Records:
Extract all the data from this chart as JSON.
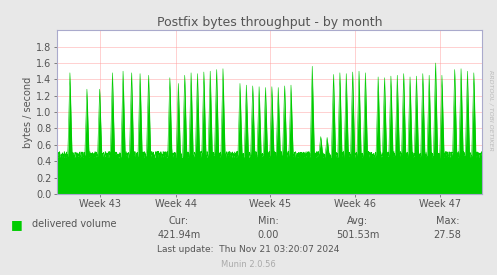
{
  "title": "Postfix bytes throughput - by month",
  "ylabel": "bytes / second",
  "bg_color": "#e8e8e8",
  "plot_bg_color": "#ffffff",
  "grid_color": "#ff9999",
  "line_color": "#00cc00",
  "fill_color": "#00cc00",
  "axis_color": "#aaaacc",
  "text_color": "#555555",
  "legend_label": "delivered volume",
  "legend_color": "#00cc00",
  "cur_val": "421.94m",
  "min_val": "0.00",
  "avg_val": "501.53m",
  "max_val": "27.58",
  "last_update": "Last update:  Thu Nov 21 03:20:07 2024",
  "munin_version": "Munin 2.0.56",
  "rrdtool_label": "RRDTOOL / TOBI OETIKER",
  "x_labels": [
    "Week 43",
    "Week 44",
    "Week 45",
    "Week 46",
    "Week 47"
  ],
  "ylim": [
    0.0,
    2.0
  ],
  "yticks": [
    0.0,
    0.2,
    0.4,
    0.6,
    0.8,
    1.0,
    1.2,
    1.4,
    1.6,
    1.8
  ],
  "base_value": 0.46,
  "spike_positions": [
    0.03,
    0.07,
    0.1,
    0.13,
    0.155,
    0.175,
    0.195,
    0.215,
    0.265,
    0.285,
    0.3,
    0.315,
    0.33,
    0.345,
    0.36,
    0.375,
    0.39,
    0.43,
    0.445,
    0.46,
    0.475,
    0.49,
    0.505,
    0.52,
    0.535,
    0.55,
    0.6,
    0.62,
    0.635,
    0.65,
    0.665,
    0.68,
    0.695,
    0.71,
    0.725,
    0.755,
    0.77,
    0.785,
    0.8,
    0.815,
    0.83,
    0.845,
    0.86,
    0.875,
    0.89,
    0.905,
    0.935,
    0.95,
    0.965,
    0.98
  ],
  "spike_heights": [
    1.48,
    1.28,
    1.28,
    1.48,
    1.5,
    1.48,
    1.47,
    1.45,
    1.42,
    1.35,
    1.45,
    1.48,
    1.47,
    1.49,
    1.5,
    1.52,
    1.53,
    1.35,
    1.33,
    1.32,
    1.31,
    1.3,
    1.31,
    1.3,
    1.32,
    1.33,
    1.56,
    0.7,
    0.69,
    1.46,
    1.48,
    1.47,
    1.49,
    1.5,
    1.48,
    1.43,
    1.42,
    1.44,
    1.45,
    1.47,
    1.43,
    1.44,
    1.47,
    1.45,
    1.6,
    1.45,
    1.52,
    1.53,
    1.5,
    1.48
  ]
}
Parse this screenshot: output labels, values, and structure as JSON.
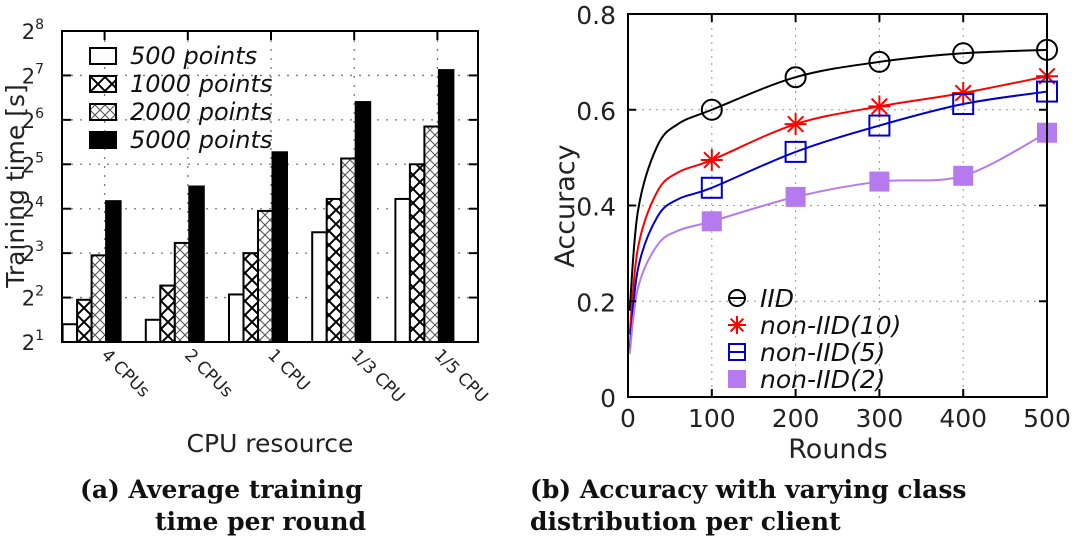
{
  "chart_data": [
    {
      "type": "bar",
      "title": "",
      "caption_line1": "(a) Average training",
      "caption_line2": "time per round",
      "xlabel": "CPU resource",
      "ylabel": "Training time [s]",
      "yscale": "log2",
      "ylim_exponents": [
        1,
        8
      ],
      "yticks": [
        {
          "base": "2",
          "exp": "1"
        },
        {
          "base": "2",
          "exp": "2"
        },
        {
          "base": "2",
          "exp": "3"
        },
        {
          "base": "2",
          "exp": "4"
        },
        {
          "base": "2",
          "exp": "5"
        },
        {
          "base": "2",
          "exp": "6"
        },
        {
          "base": "2",
          "exp": "7"
        },
        {
          "base": "2",
          "exp": "8"
        }
      ],
      "categories": [
        "4 CPUs",
        "2 CPUs",
        "1 CPU",
        "1/3 CPU",
        "1/5 CPU"
      ],
      "series": [
        {
          "name": "500 points",
          "pattern": "empty",
          "values_log2": [
            1.4,
            1.5,
            2.07,
            3.47,
            4.22
          ]
        },
        {
          "name": "1000 points",
          "pattern": "big-cross",
          "values_log2": [
            1.95,
            2.27,
            3.0,
            4.22,
            5.0
          ]
        },
        {
          "name": "2000 points",
          "pattern": "small-cross",
          "values_log2": [
            2.95,
            3.23,
            3.95,
            5.13,
            5.85
          ]
        },
        {
          "name": "5000 points",
          "pattern": "solid",
          "values_log2": [
            4.17,
            4.5,
            5.27,
            6.4,
            7.12
          ]
        }
      ],
      "legend_position": "top-left",
      "grid": true
    },
    {
      "type": "line",
      "title": "",
      "caption_line1": "(b) Accuracy with varying class",
      "caption_line2": "distribution per client",
      "xlabel": "Rounds",
      "ylabel": "Accuracy",
      "xlim": [
        0,
        500
      ],
      "ylim": [
        0,
        0.8
      ],
      "xticks": [
        "0",
        "100",
        "200",
        "300",
        "400",
        "500"
      ],
      "yticks": [
        "0",
        "0.2",
        "0.4",
        "0.6",
        "0.8"
      ],
      "x": [
        100,
        200,
        300,
        400,
        500
      ],
      "series": [
        {
          "name": "IID",
          "color": "#000000",
          "marker": "circle",
          "start": 0.18,
          "values": [
            0.6,
            0.668,
            0.7,
            0.718,
            0.725
          ]
        },
        {
          "name": "non-IID(10)",
          "color": "#ff0000",
          "marker": "asterisk",
          "start": 0.13,
          "values": [
            0.495,
            0.57,
            0.607,
            0.635,
            0.67
          ]
        },
        {
          "name": "non-IID(5)",
          "color": "#0000cc",
          "marker": "square-open",
          "start": 0.1,
          "values": [
            0.437,
            0.512,
            0.567,
            0.612,
            0.638
          ]
        },
        {
          "name": "non-IID(2)",
          "color": "#b57bee",
          "marker": "square-filled",
          "start": 0.09,
          "values": [
            0.367,
            0.418,
            0.45,
            0.462,
            0.552
          ]
        }
      ],
      "legend_position": "bottom-center",
      "grid": true
    }
  ]
}
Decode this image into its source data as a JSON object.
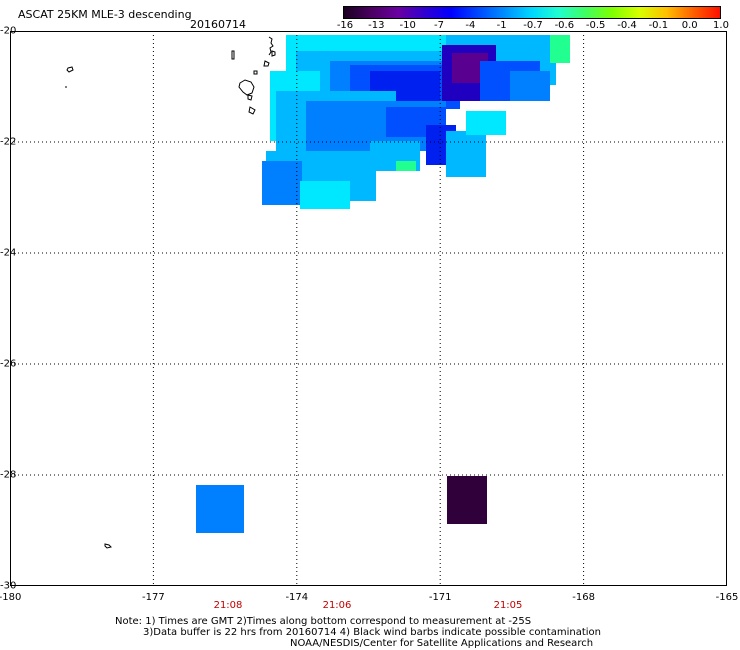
{
  "header": {
    "title": "ASCAT 25KM MLE-3 descending",
    "date": "20160714"
  },
  "colorbar": {
    "labels": [
      "-16",
      "-13",
      "-10",
      "-7",
      "-4",
      "-1",
      "-0.7",
      "-0.6",
      "-0.5",
      "-0.4",
      "-0.1",
      "0.0",
      "1.0"
    ],
    "colors": [
      "#1a0020",
      "#4a0060",
      "#6a00a0",
      "#3000d0",
      "#0000ff",
      "#0048ff",
      "#0090ff",
      "#00d8ff",
      "#20ffd0",
      "#40ff60",
      "#80ff00",
      "#d8ff00",
      "#ffc000",
      "#ff6000",
      "#ff1000"
    ]
  },
  "axes": {
    "lat_labels": [
      "-20",
      "-22",
      "-24",
      "-26",
      "-28",
      "-30"
    ],
    "lon_labels": [
      "-180",
      "-177",
      "-174",
      "-171",
      "-168",
      "-165"
    ],
    "lat_range": [
      -20,
      -30
    ],
    "lon_range": [
      -180,
      -165
    ],
    "grid": true
  },
  "times": [
    "21:08",
    "21:06",
    "21:05"
  ],
  "notes": {
    "line1": "Note: 1) Times are GMT 2)Times along bottom correspond to measurement at -25S",
    "line2": "3)Data buffer is 22 hrs from 20160714 4) Black wind barbs indicate possible contamination",
    "line3": "NOAA/NESDIS/Center for Satellite Applications and Research"
  },
  "swath_colors": {
    "cyan": "#00e8ff",
    "light_blue": "#00b8ff",
    "mid_blue": "#0080ff",
    "blue": "#0050ff",
    "deep_blue": "#0020f0",
    "indigo": "#2000c0",
    "purple": "#5a0090",
    "dark": "#30003a",
    "green": "#20ff90"
  }
}
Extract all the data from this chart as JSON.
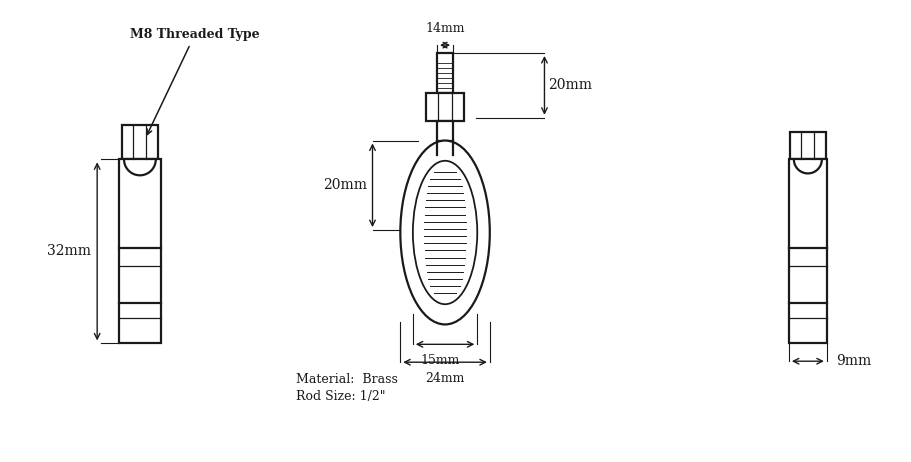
{
  "bg_color": "#ffffff",
  "line_color": "#1a1a1a",
  "dim_color": "#1a1a1a",
  "title_label": "M8 Threaded Type",
  "material_text": "Material:  Brass",
  "rod_size_text": "Rod Size: 1/2\"",
  "dim_14mm": "14mm",
  "dim_20mm_right": "20mm",
  "dim_20mm_left": "20mm",
  "dim_32mm": "32mm",
  "dim_15mm": "15mm",
  "dim_24mm": "24mm",
  "dim_9mm": "9mm",
  "lw": 1.6,
  "lw_thin": 0.9
}
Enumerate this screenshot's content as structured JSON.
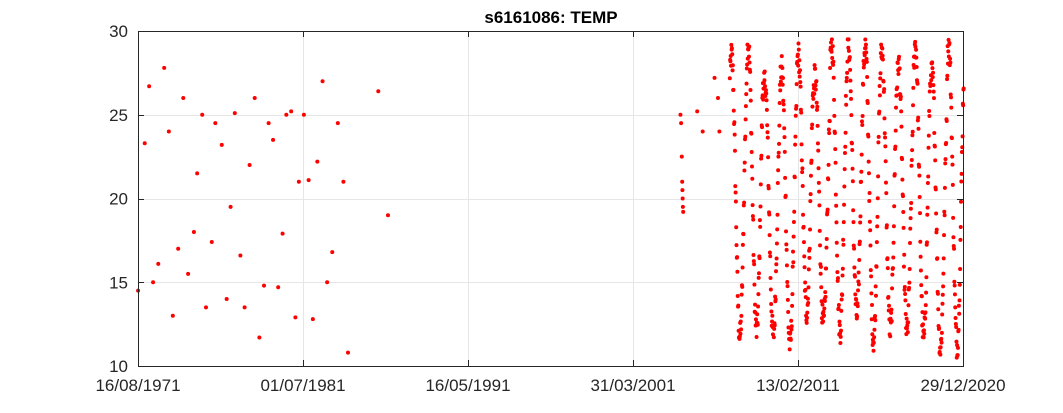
{
  "chart_data": {
    "type": "scatter",
    "title": "s6161086: TEMP",
    "xlabel": "",
    "ylabel": "",
    "x_type": "date",
    "xlim": [
      "1971-08-16",
      "2020-12-29"
    ],
    "ylim": [
      10,
      30
    ],
    "x_ticks": [
      "1971-08-16",
      "1981-07-01",
      "1991-05-16",
      "2001-03-31",
      "2011-02-13",
      "2020-12-29"
    ],
    "x_tick_labels": [
      "16/08/1971",
      "01/07/1981",
      "16/05/1991",
      "31/03/2001",
      "13/02/2011",
      "29/12/2020"
    ],
    "y_ticks": [
      10,
      15,
      20,
      25,
      30
    ],
    "y_tick_labels": [
      "10",
      "15",
      "20",
      "25",
      "30"
    ],
    "grid": true,
    "marker_color": "#ff0000",
    "series": [
      {
        "name": "",
        "points": [
          [
            "1971-08-18",
            14.5
          ],
          [
            "1972-01-10",
            23.3
          ],
          [
            "1972-04-15",
            26.7
          ],
          [
            "1972-07-10",
            15.0
          ],
          [
            "1972-11-01",
            16.1
          ],
          [
            "1973-03-10",
            27.8
          ],
          [
            "1973-06-20",
            24.0
          ],
          [
            "1973-09-15",
            13.0
          ],
          [
            "1974-01-10",
            17.0
          ],
          [
            "1974-05-01",
            26.0
          ],
          [
            "1974-08-15",
            15.5
          ],
          [
            "1974-12-20",
            18.0
          ],
          [
            "1975-03-01",
            21.5
          ],
          [
            "1975-06-20",
            25.0
          ],
          [
            "1975-09-10",
            13.5
          ],
          [
            "1976-01-15",
            17.4
          ],
          [
            "1976-04-01",
            24.5
          ],
          [
            "1976-08-20",
            23.2
          ],
          [
            "1976-12-05",
            14.0
          ],
          [
            "1977-03-01",
            19.5
          ],
          [
            "1977-06-01",
            25.1
          ],
          [
            "1977-10-01",
            16.6
          ],
          [
            "1978-01-01",
            13.5
          ],
          [
            "1978-04-20",
            22.0
          ],
          [
            "1978-08-10",
            26.0
          ],
          [
            "1978-11-20",
            11.7
          ],
          [
            "1979-03-01",
            14.8
          ],
          [
            "1979-06-10",
            24.5
          ],
          [
            "1979-09-15",
            23.5
          ],
          [
            "1980-01-05",
            14.7
          ],
          [
            "1980-04-10",
            17.9
          ],
          [
            "1980-07-01",
            25.0
          ],
          [
            "1980-10-15",
            25.2
          ],
          [
            "1981-01-15",
            12.9
          ],
          [
            "1981-04-01",
            21.0
          ],
          [
            "1981-07-20",
            25.0
          ],
          [
            "1981-11-01",
            21.1
          ],
          [
            "1982-02-01",
            12.8
          ],
          [
            "1982-05-10",
            22.2
          ],
          [
            "1982-09-01",
            27.0
          ],
          [
            "1982-12-10",
            15.0
          ],
          [
            "1983-04-01",
            16.8
          ],
          [
            "1983-08-01",
            24.5
          ],
          [
            "1983-12-01",
            21.0
          ],
          [
            "1984-03-10",
            10.8
          ],
          [
            "1986-01-01",
            26.4
          ],
          [
            "1986-08-01",
            19.0
          ],
          [
            "2004-02-01",
            25.0
          ],
          [
            "2004-02-15",
            24.5
          ],
          [
            "2004-03-01",
            22.5
          ],
          [
            "2004-03-10",
            21.0
          ],
          [
            "2004-03-15",
            20.5
          ],
          [
            "2004-03-20",
            20.0
          ],
          [
            "2004-03-25",
            19.5
          ],
          [
            "2004-04-01",
            19.2
          ],
          [
            "2005-02-01",
            25.2
          ],
          [
            "2005-06-01",
            24.0
          ],
          [
            "2006-02-15",
            27.2
          ],
          [
            "2006-05-01",
            26.0
          ],
          [
            "2006-06-01",
            24.0
          ]
        ]
      }
    ],
    "dense_segments": [
      {
        "start": "2007-01-15",
        "end": "2021-03-01",
        "period_years": 1.0,
        "high": [
          27.0,
          29.4
        ],
        "low": [
          11.0,
          13.5
        ]
      }
    ]
  }
}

Aim of the exercise: Gather up the lines containing the word "square" from these records and copy them.

Answer to this task:
          "marker": "square-open",
          "marker": "square-filled",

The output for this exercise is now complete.